Copy out the data below as written; omit any images.

RECORDS FOR THE EXERCISE.
___

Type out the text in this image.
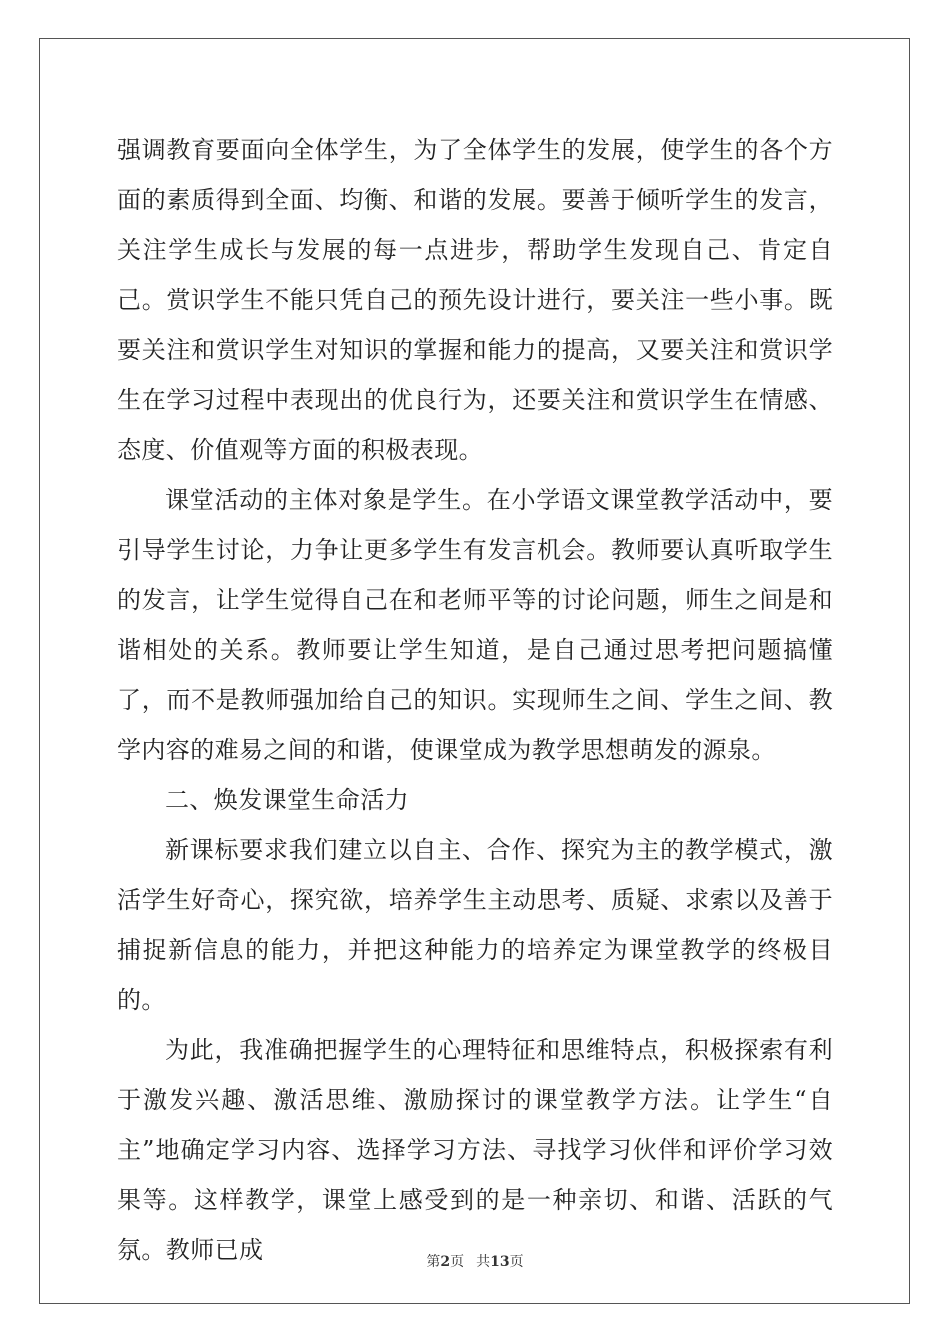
强调教育要面向全体学生，为了全体学生的发展，使学生的各个方面的素质得到全面、均衡、和谐的发展。要善于倾听学生的发言，关注学生成长与发展的每一点进步，帮助学生发现自己、肯定自己。赏识学生不能只凭自己的预先设计进行，要关注一些小事。既要关注和赏识学生对知识的掌握和能力的提高，又要关注和赏识学生在学习过程中表现出的优良行为，还要关注和赏识学生在情感、态度、价值观等方面的积极表现。

课堂活动的主体对象是学生。在小学语文课堂教学活动中，要引导学生讨论，力争让更多学生有发言机会。教师要认真听取学生的发言，让学生觉得自己在和老师平等的讨论问题，师生之间是和谐相处的关系。教师要让学生知道，是自己通过思考把问题搞懂了，而不是教师强加给自己的知识。实现师生之间、学生之间、教学内容的难易之间的和谐，使课堂成为教学思想萌发的源泉。

二、焕发课堂生命活力

新课标要求我们建立以自主、合作、探究为主的教学模式，激活学生好奇心，探究欲，培养学生主动思考、质疑、求索以及善于捕捉新信息的能力，并把这种能力的培养定为课堂教学的终极目的。

为此，我准确把握学生的心理特征和思维特点，积极探索有利于激发兴趣、激活思维、激励探讨的课堂教学方法。让学生“自主”地确定学习内容、选择学习方法、寻找学习伙伴和评价学习效果等。这样教学，课堂上感受到的是一种亲切、和谐、活跃的气氛。教师已成	第2页 共13页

___

ANSWER BELOW.
Type out the text in this image.
强调教育要面向全体学生，为了全体学生的发展，使学生的各个方面的素质得到全面、均衡、和谐的发展。要善于倾听学生的发言，关注学生成长与发展的每一点进步，帮助学生发现自己、肯定自己。赏识学生不能只凭自己的预先设计进行，要关注一些小事。既要关注和赏识学生对知识的掌握和能力的提高，又要关注和赏识学生在学习过程中表现出的优良行为，还要关注和赏识学生在情感、态度、价值观等方面的积极表现。

课堂活动的主体对象是学生。在小学语文课堂教学活动中，要引导学生讨论，力争让更多学生有发言机会。教师要认真听取学生的发言，让学生觉得自己在和老师平等的讨论问题，师生之间是和谐相处的关系。教师要让学生知道，是自己通过思考把问题搞懂了，而不是教师强加给自己的知识。实现师生之间、学生之间、教学内容的难易之间的和谐，使课堂成为教学思想萌发的源泉。

二、焕发课堂生命活力

新课标要求我们建立以自主、合作、探究为主的教学模式，激活学生好奇心，探究欲，培养学生主动思考、质疑、求索以及善于捕捉新信息的能力，并把这种能力的培养定为课堂教学的终极目的。

为此，我准确把握学生的心理特征和思维特点，积极探索有利于激发兴趣、激活思维、激励探讨的课堂教学方法。让学生“自主”地确定学习内容、选择学习方法、寻找学习伙伴和评价学习效果等。这样教学，课堂上感受到的是一种亲切、和谐、活跃的气氛。教师已成	第2页 共13页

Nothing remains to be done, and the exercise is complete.